PROBLEM REQUIREMENTS
Each line containing the word "show" must be collected.

EXTRACTED DATA
********************
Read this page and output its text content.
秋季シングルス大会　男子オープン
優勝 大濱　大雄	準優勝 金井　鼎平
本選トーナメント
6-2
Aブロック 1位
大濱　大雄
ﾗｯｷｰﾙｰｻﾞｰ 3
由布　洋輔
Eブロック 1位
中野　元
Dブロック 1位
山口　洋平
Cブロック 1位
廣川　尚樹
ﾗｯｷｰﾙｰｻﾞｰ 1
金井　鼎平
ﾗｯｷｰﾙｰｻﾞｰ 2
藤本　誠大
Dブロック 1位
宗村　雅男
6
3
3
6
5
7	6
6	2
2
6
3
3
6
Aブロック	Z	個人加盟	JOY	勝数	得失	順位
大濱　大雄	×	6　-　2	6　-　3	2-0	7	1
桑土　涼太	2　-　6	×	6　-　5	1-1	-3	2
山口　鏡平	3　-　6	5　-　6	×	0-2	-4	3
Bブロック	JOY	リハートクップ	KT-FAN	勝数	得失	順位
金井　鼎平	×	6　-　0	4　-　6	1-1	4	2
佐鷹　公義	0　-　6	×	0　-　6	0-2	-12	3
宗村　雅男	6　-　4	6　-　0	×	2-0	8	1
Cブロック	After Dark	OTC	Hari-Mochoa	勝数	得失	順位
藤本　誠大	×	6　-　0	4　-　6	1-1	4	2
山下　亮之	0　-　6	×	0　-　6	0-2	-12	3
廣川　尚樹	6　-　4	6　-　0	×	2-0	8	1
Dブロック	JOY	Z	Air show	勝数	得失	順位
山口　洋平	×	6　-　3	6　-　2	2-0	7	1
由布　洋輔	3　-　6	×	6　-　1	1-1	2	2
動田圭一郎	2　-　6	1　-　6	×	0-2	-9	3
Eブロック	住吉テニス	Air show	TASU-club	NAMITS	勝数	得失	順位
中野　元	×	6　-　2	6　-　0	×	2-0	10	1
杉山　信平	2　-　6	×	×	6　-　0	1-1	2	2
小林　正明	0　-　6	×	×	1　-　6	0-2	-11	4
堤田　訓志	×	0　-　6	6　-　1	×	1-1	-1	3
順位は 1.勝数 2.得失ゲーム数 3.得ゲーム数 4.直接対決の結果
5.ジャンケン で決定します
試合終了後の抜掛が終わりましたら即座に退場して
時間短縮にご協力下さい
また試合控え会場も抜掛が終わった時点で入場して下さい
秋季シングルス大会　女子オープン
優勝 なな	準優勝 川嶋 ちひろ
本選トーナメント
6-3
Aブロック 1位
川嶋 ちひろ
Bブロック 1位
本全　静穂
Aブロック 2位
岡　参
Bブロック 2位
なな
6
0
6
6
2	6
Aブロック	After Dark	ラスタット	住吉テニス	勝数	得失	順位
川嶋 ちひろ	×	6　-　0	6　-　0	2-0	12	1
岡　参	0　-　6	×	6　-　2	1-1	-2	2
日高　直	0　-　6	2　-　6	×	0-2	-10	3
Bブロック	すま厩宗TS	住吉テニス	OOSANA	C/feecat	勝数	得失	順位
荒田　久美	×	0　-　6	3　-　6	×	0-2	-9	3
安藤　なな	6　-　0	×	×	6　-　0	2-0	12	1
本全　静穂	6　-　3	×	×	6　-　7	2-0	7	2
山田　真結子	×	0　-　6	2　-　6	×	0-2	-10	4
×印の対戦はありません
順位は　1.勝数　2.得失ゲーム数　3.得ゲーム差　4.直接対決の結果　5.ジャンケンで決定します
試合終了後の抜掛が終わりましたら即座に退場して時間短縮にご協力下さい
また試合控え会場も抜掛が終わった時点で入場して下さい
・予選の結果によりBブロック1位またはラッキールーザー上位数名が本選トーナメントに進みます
********************
RESULT OF THE TASK
Dブロック	JOY	Z	Air show	勝数	得失	順位
Eブロック	住吉テニス	Air show	TASU-club	NAMITS	勝数	得失	順位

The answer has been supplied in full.